■ Stated goal:
Retype the complete listing exactly as it appears.

■ Extracted data:
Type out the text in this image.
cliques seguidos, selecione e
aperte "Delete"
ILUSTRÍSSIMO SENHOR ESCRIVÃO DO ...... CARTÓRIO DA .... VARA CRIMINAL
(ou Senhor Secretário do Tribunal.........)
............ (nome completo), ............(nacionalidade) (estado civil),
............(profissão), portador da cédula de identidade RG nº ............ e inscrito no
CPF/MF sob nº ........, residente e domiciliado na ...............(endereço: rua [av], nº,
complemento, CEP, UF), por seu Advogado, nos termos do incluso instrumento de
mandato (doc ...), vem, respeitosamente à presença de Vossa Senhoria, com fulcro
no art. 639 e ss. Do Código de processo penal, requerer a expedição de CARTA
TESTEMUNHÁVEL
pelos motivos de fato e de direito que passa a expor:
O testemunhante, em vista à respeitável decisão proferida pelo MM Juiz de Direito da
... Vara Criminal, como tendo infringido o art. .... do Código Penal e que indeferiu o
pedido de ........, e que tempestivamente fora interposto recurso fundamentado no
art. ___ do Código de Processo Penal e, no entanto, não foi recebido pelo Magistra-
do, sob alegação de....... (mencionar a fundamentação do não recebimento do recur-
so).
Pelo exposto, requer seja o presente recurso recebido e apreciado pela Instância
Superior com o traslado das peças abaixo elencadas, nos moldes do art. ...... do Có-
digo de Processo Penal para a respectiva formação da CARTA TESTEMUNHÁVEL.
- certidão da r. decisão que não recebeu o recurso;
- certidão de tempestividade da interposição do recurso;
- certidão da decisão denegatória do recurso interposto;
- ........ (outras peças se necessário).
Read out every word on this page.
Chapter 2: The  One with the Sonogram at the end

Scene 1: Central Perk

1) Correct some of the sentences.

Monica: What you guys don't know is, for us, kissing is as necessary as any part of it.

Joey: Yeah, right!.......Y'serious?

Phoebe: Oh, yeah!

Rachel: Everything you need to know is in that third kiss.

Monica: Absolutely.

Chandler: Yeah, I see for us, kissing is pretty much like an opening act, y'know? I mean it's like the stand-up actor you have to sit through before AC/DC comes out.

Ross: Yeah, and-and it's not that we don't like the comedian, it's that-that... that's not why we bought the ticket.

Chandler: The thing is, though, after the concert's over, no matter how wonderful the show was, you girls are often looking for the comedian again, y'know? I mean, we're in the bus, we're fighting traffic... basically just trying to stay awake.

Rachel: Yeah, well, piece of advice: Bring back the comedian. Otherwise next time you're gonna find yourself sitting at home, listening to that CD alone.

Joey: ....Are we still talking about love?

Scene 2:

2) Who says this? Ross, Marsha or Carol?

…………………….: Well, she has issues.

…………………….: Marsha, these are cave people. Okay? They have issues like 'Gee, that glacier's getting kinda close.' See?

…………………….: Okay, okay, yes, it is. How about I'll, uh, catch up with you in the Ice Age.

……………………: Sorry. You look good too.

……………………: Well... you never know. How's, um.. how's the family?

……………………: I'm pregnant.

■ In response:
Type out the text in this image.
cliques seguidos, selecione e
aperte "Delete"
ILUSTRÍSSIMO SENHOR ESCRIVÃO DO ...... CARTÓRIO DA .... VARA CRIMINAL
(ou Senhor Secretário do Tribunal.........)
............ (nome completo), ............(nacionalidade) (estado civil),
............(profissão), portador da cédula de identidade RG nº ............ e inscrito no
CPF/MF sob nº ........, residente e domiciliado na ...............(endereço: rua [av], nº,
complemento, CEP, UF), por seu Advogado, nos termos do incluso instrumento de
mandato (doc ...), vem, respeitosamente à presença de Vossa Senhoria, com fulcro
no art. 639 e ss. Do Código de processo penal, requerer a expedição de CARTA
TESTEMUNHÁVEL
pelos motivos de fato e de direito que passa a expor:
O testemunhante, em vista à respeitável decisão proferida pelo MM Juiz de Direito da
... Vara Criminal, como tendo infringido o art. .... do Código Penal e que indeferiu o
pedido de ........, e que tempestivamente fora interposto recurso fundamentado no
art. ___ do Código de Processo Penal e, no entanto, não foi recebido pelo Magistra-
do, sob alegação de....... (mencionar a fundamentação do não recebimento do recur-
so).
Pelo exposto, requer seja o presente recurso recebido e apreciado pela Instância
Superior com o traslado das peças abaixo elencadas, nos moldes do art. ...... do Có-
digo de Processo Penal para a respectiva formação da CARTA TESTEMUNHÁVEL.
- certidão da r. decisão que não recebeu o recurso;
- certidão de tempestividade da interposição do recurso;
- certidão da decisão denegatória do recurso interposto;
- ........ (outras peças se necessário).
Read out every word on this page.
Chapter 2: The  One with the Sonogram at the end

Scene 1: Central Perk

1) Correct some of the sentences.

Monica: What you guys don't know is, for us, kissing is as necessary as any part of it.

Joey: Yeah, right!.......Y'serious?

Phoebe: Oh, yeah!

Rachel: Everything you need to know is in that third kiss.

Monica: Absolutely.

Chandler: Yeah, I see for us, kissing is pretty much like an opening act, y'know? I mean it's like the stand-up actor you have to sit through before AC/DC comes out.

Ross: Yeah, and-and it's not that we don't like the comedian, it's that-that... that's not why we bought the ticket.

Chandler: The thing is, though, after the concert's over, no matter how wonderful the show was, you girls are often looking for the comedian again, y'know? I mean, we're in the bus, we're fighting traffic... basically just trying to stay awake.

Rachel: Yeah, well, piece of advice: Bring back the comedian. Otherwise next time you're gonna find yourself sitting at home, listening to that CD alone.

Joey: ....Are we still talking about love?

Scene 2:

2) Who says this? Ross, Marsha or Carol?

…………………….: Well, she has issues.

…………………….: Marsha, these are cave people. Okay? They have issues like 'Gee, that glacier's getting kinda close.' See?

…………………….: Okay, okay, yes, it is. How about I'll, uh, catch up with you in the Ice Age.

……………………: Sorry. You look good too.

……………………: Well... you never know. How's, um.. how's the family?

……………………: I'm pregnant.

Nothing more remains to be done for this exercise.